● EXERCISE BRIEF
Tally the lines that contain "Потери" and report the total alone.

Begin MATERIAL FOR THIS TASK

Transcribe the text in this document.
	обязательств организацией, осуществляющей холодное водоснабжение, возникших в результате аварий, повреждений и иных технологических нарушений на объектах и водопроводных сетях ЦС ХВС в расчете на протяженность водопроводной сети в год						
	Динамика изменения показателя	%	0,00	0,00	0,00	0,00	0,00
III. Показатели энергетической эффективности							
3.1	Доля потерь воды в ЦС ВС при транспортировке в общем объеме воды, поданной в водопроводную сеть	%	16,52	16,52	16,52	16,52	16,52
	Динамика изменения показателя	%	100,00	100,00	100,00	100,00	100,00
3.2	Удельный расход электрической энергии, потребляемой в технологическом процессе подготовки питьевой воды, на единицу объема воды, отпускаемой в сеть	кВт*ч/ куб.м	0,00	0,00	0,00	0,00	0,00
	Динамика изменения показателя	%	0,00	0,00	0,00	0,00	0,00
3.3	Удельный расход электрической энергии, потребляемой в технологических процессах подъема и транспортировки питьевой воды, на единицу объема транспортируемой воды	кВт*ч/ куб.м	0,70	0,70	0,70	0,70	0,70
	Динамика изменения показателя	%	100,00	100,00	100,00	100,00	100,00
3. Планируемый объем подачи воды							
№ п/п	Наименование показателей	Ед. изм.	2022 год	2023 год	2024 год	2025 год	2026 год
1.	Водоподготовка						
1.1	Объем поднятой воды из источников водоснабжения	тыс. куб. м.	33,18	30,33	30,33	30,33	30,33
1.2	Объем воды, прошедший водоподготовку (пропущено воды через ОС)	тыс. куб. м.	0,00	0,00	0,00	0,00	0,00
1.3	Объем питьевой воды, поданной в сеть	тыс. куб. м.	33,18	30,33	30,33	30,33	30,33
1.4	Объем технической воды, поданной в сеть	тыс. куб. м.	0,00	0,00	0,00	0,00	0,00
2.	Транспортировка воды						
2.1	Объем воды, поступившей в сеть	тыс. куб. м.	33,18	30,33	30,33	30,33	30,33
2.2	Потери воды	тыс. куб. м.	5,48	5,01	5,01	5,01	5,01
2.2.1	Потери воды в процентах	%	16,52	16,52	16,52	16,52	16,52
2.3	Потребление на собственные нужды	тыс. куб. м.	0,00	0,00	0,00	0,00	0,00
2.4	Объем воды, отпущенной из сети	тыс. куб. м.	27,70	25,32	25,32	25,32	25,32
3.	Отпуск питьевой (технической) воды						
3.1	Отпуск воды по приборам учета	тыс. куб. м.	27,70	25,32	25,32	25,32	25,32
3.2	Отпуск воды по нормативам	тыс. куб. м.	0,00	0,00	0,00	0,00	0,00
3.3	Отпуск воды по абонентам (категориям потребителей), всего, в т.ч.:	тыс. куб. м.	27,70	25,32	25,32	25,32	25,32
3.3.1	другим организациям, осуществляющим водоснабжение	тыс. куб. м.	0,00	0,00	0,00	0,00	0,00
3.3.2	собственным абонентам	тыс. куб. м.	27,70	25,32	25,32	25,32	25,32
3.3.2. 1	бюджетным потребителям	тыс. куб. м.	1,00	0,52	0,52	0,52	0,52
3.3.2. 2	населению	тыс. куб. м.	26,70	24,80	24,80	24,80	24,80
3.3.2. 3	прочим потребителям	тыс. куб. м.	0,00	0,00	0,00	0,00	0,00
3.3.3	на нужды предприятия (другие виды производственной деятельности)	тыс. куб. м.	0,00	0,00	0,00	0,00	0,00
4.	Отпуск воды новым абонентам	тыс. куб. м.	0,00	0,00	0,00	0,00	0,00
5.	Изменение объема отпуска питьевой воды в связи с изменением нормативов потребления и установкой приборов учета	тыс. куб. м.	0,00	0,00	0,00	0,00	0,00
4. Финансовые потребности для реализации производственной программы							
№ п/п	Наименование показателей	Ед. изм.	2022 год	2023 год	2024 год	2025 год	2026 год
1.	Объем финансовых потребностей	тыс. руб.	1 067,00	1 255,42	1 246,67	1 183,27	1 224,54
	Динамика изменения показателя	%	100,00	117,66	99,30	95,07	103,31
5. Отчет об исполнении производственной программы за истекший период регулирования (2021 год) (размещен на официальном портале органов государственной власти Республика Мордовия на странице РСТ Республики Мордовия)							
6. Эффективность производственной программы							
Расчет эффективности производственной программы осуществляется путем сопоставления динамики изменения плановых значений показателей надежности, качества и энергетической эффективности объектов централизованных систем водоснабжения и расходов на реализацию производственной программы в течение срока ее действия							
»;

End MATERIAL FOR THIS TASK

● THE REPLY
2